§ GIVEN REQUEST: Exclude the pictures and return every line exactly as written.

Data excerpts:

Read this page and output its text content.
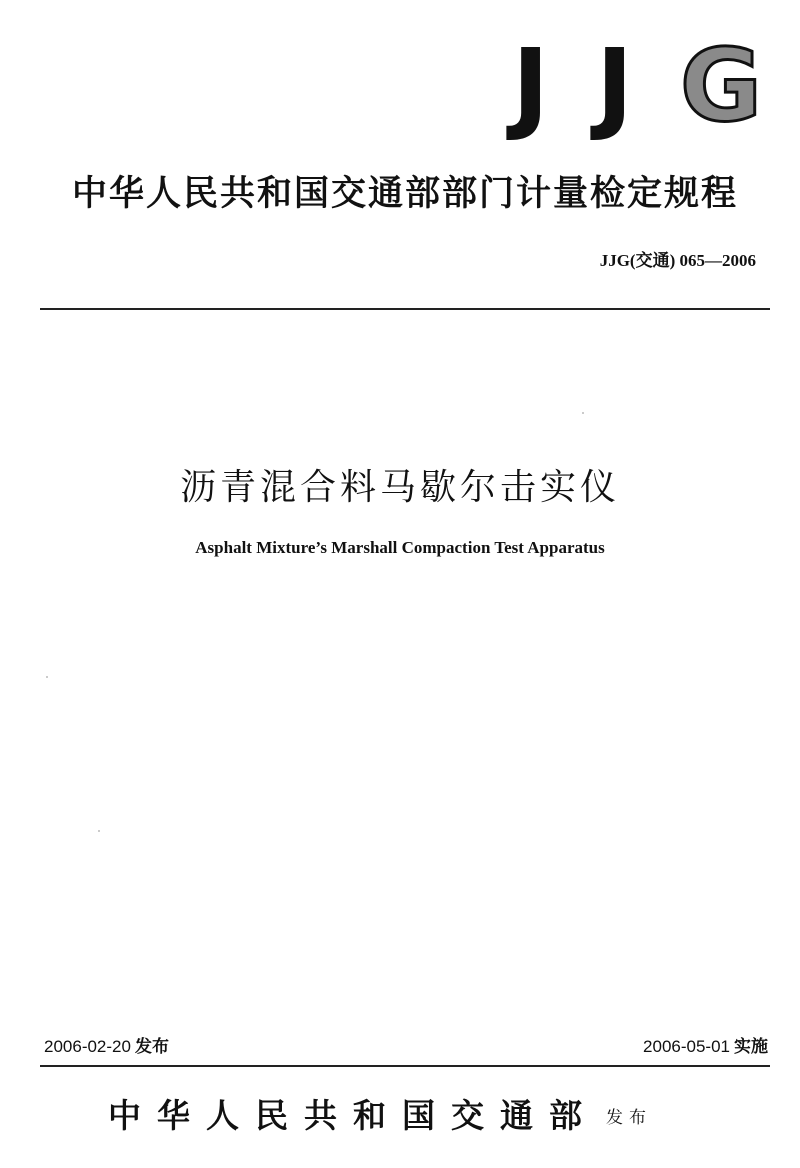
J J G
中华人民共和国交通部部门计量检定规程
JJG(交通) 065—2006
沥青混合料马歇尔击实仪
Asphalt Mixture’s Marshall Compaction Test Apparatus
2006-02-20 发布	2006-05-01 实施
中华人民共和国交通部 发布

§ RESULT:
Read this page and output its text content.
J J G
中华人民共和国交通部部门计量检定规程
JJG(交通) 065—2006
沥青混合料马歇尔击实仪
Asphalt Mixture’s Marshall Compaction Test Apparatus
2006-02-20 发布	2006-05-01 实施
中华人民共和国交通部 发布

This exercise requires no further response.